▶ What you will do:
Check every line below for the word "Chapman" and copy each one that has it.

▶ Listed records:
══════════

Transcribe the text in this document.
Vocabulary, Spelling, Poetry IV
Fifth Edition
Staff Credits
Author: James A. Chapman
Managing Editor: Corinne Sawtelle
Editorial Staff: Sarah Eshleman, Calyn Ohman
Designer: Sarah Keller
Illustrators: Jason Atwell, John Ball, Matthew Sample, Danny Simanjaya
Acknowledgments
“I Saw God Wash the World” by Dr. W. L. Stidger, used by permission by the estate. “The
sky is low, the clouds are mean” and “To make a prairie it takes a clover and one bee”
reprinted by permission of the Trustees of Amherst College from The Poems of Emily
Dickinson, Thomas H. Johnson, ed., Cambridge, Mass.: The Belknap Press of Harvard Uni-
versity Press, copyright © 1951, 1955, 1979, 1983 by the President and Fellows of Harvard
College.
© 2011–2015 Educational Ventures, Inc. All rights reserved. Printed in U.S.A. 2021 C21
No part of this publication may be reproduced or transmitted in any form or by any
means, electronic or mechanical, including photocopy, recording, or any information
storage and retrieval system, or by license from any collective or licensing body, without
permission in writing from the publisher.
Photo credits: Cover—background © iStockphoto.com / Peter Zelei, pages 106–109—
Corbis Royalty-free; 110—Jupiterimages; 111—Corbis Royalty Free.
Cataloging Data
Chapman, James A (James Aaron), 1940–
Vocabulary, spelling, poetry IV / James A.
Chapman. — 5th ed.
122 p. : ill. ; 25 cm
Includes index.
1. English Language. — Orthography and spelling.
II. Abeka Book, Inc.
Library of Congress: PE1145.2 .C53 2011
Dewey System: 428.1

══════════

▶ Result:
Author: James A. Chapman
Chapman, James A (James Aaron), 1940–
Chapman. — 5th ed.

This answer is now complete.